- _ИСХОДНЫЙ ТЕКСТ_
>>>

Первоначально газета называлась «Ставропольское слово», но затем с распространением ее тиража по всему Северному Кавказу стала именоваться «Утро Кавказа». Немцы спешили с выпуском газеты, но при выборе редактора остановили выбор на Ширяеве, бывшем царском офицере-гусаре, узнике Соловков, отвергнув притязания б[ывшего] сотрудника газеты «Орджоникидзевская правда» Гайдаш[675] и б[ывшего] дореволюционного редактора армавирской газеты «Отклики Кавказа» Дороновича[676]. У Ширяева было хорошее перо, писать он начал еще в Соловецкой «услоновской» газете «Перековка». Ему удалось сплотить вокруг себя вполне приличный состав журналистов.

Перу Бойко принадлежали его воспоминания о пытках и истязаниях, которым он подвергался в 1937 году во внутренней тюрьме НКВД, выходившей окнами в рощу, а также его сатирические повести, клеймившие неудачные попытки «гебистов» развернуть партизанское движение в Ставрополе. Читатели с нетерпением ждали новых фельетонов «Аспида», до революции одноклассника М. А. Булгакова[677] в Киевской гимназии, затем библиотекаря в Киевском военном училище, где он получил 3 года по провокационному делу «Весна»[678] группы офицеров-преподавателей училища. Особенный успех имел его фельетон о колхозной свинье Маше, которая с младенческих лет жила в колхозе в таких комфортных условиях, о которых не смел мечтать ни один колхозник… Ее отпаивали сливками, откармливали добротным зерном, часто мыли в душе, чтобы, упаси Боже, не повредить ее сытому и благополучному существованию…

Газета печатала статьи атамана станицы Николаевской М. Г. Земцова[679] об ужасах спровоцированного Л. М. Кагановичем в 1933 году искусственного голода на Кубани[680] (под псевдонимом М. Хопёрский), статьи о Лермонтовском Ставрополе местного лермонтоведа Л. Н. Польского (Леонидова), очерк о кафедральном соборе юного студента Н. Крестовоздвиженского[681] (сына местного энтомолога В. Лучника[682]), большую статью Л. Градова[683] «Быть Ленинграду пусту», первой рассказавшей об ужасах ленинградской блокады, возникшей по вине А. А. Жданова, отказавшегося от пополнения продовольственных запасов Ленинграда в первые месяцы войны. Очень интересен был очерк бежавшего из Сталинграда журналиста Юрия Чекалина[684] о жизни крестьян Ставрополья в оккупацию. Они жирно ели, много пили самогона-первача, предаваясь размышлениям о будущем. А после прорыва немецкой обороны 19 ноября 1942 года им следовало уже собирать обозы и по льду Азовского моря пробираться на Таганрог. Ведь всех их ждала мобилизация в армию и безжалостная гибель в кровопролитных боях на Сев[ерском] Донце, и в битве на Курской дуге, и при переправе через Днепр при занятии Киева. Мало кто из этих ставропольцев тогда выжил, много тел убитых занес Днепр в пучину Черного моря.

<<<

- _СОХРАНЁННЫЕ ЗАПИСИ_
>>>

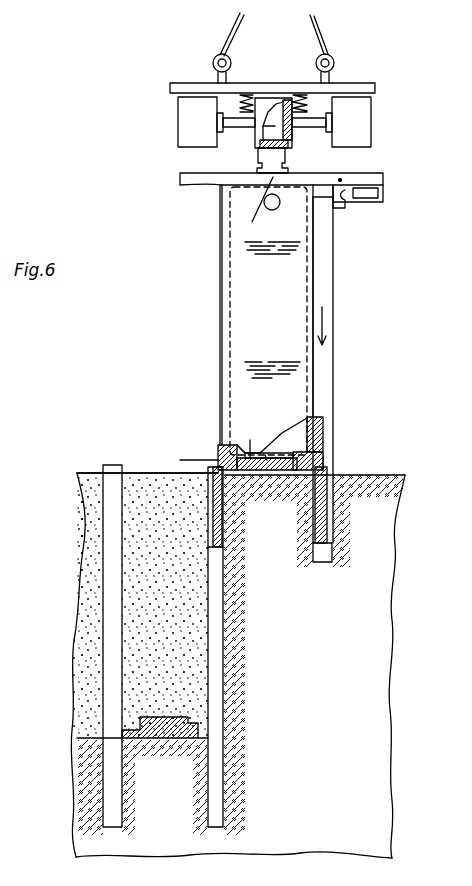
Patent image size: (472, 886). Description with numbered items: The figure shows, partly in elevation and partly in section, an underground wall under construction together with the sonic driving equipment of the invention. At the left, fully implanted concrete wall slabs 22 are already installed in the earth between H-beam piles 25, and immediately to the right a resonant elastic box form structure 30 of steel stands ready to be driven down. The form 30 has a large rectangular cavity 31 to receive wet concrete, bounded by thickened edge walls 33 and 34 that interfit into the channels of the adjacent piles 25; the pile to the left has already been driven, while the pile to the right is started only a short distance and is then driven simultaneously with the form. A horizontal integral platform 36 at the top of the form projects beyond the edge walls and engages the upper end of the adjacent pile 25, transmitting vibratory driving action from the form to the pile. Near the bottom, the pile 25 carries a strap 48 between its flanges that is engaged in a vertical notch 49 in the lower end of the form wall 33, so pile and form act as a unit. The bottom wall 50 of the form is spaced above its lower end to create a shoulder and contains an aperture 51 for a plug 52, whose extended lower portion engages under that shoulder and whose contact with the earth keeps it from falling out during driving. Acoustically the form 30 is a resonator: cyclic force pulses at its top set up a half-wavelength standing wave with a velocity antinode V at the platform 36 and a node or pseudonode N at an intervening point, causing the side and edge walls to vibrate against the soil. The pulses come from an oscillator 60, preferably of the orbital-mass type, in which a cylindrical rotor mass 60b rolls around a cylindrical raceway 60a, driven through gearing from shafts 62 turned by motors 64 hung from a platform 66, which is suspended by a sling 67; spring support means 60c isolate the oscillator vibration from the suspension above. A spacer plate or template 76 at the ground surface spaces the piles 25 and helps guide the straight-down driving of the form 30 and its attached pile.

The concrete wall slab 22 is at (145, 485).
The H-beam pile 25 is at (333, 251).
The resonant elastic box form structure 30 is at (237, 315).
The rectangular cavity 31 is at (297, 438).
The thickened edge wall 33 is at (313, 420).
The thickened edge wall 34 is at (218, 453).
The horizontal integral platform 36 is at (190, 183).
The strap 48 is at (323, 467).
The vertical notch 49 is at (323, 453).
The bottom wall 50 is at (238, 445).
The aperture 51 is at (250, 453).
The plug 52 is at (267, 460).
The oscillator 60 is at (250, 148).
The cylindrical internal bearing or raceway 60a is at (272, 103).
The cylindrical rotor mass 60b is at (292, 140).
The spring support means 60c is at (308, 100).
The shaft 62 is at (235, 108).
The motor 64 is at (178, 135).
The platform 66 is at (363, 90).
The sling 67 is at (242, 22).
The spacer plate or template 76 is at (128, 472).
The node or pseudonode N is at (250, 282).
The velocity antinode V is at (213, 347).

<<<

- _ЧТО НУЖНО СДЕЛАТЬ_
Воспроизведите дословно фрагмент исходного текста, который начинается со слов «Первоначально газета называлась» и заканчивается словами «приличный состав журналистов.». Записи — это самостоятельный материал, отдельный от текста.

- _ОТВЕТ_
Первоначально газета называлась «Ставропольское слово», но затем с распространением ее тиража по всему Северному Кавказу стала именоваться «Утро Кавказа». Немцы спешили с выпуском газеты, но при выборе редактора остановили выбор на Ширяеве, бывшем царском офицере-гусаре, узнике Соловков, отвергнув притязания б[ывшего] сотрудника газеты «Орджоникидзевская правда» Гайдаш[675] и б[ывшего] дореволюционного редактора армавирской газеты «Отклики Кавказа» Дороновича[676]. У Ширяева было хорошее перо, писать он начал еще в Соловецкой «услоновской» газете «Перековка». Ему удалось сплотить вокруг себя вполне приличный состав журналистов.